- _EXERCISE_
Take the data below and repeat it exactly.

- _STORED ROWS_
******************************

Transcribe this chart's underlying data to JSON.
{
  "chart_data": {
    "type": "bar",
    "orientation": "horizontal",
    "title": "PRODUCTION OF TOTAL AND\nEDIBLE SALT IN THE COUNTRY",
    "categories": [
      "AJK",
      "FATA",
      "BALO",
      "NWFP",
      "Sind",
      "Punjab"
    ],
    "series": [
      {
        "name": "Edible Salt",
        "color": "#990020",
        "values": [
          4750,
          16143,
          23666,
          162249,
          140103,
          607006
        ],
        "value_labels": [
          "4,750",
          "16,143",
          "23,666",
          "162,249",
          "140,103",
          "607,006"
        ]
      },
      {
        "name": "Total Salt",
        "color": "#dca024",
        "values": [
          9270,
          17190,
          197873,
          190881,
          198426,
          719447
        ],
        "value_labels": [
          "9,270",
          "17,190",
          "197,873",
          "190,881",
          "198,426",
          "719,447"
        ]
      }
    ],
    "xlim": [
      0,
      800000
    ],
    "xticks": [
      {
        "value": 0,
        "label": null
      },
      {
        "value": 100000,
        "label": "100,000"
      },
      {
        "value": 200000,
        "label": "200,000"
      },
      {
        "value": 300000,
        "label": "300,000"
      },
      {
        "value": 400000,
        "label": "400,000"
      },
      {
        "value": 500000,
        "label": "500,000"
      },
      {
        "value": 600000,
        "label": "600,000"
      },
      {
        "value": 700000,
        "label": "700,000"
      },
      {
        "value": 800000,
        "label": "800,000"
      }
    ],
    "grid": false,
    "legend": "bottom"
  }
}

******************************

- _PROBLEM SOLUTION_
Transcribe this chart's underlying data to JSON.
{
  "chart_data": {
    "type": "bar",
    "orientation": "horizontal",
    "title": "PRODUCTION OF TOTAL AND\nEDIBLE SALT IN THE COUNTRY",
    "categories": [
      "AJK",
      "FATA",
      "BALO",
      "NWFP",
      "Sind",
      "Punjab"
    ],
    "series": [
      {
        "name": "Edible Salt",
        "color": "#990020",
        "values": [
          4750,
          16143,
          23666,
          162249,
          140103,
          607006
        ],
        "value_labels": [
          "4,750",
          "16,143",
          "23,666",
          "162,249",
          "140,103",
          "607,006"
        ]
      },
      {
        "name": "Total Salt",
        "color": "#dca024",
        "values": [
          9270,
          17190,
          197873,
          190881,
          198426,
          719447
        ],
        "value_labels": [
          "9,270",
          "17,190",
          "197,873",
          "190,881",
          "198,426",
          "719,447"
        ]
      }
    ],
    "xlim": [
      0,
      800000
    ],
    "xticks": [
      {
        "value": 0,
        "label": null
      },
      {
        "value": 100000,
        "label": "100,000"
      },
      {
        "value": 200000,
        "label": "200,000"
      },
      {
        "value": 300000,
        "label": "300,000"
      },
      {
        "value": 400000,
        "label": "400,000"
      },
      {
        "value": 500000,
        "label": "500,000"
      },
      {
        "value": 600000,
        "label": "600,000"
      },
      {
        "value": 700000,
        "label": "700,000"
      },
      {
        "value": 800000,
        "label": "800,000"
      }
    ],
    "grid": false,
    "legend": "bottom"
  }
}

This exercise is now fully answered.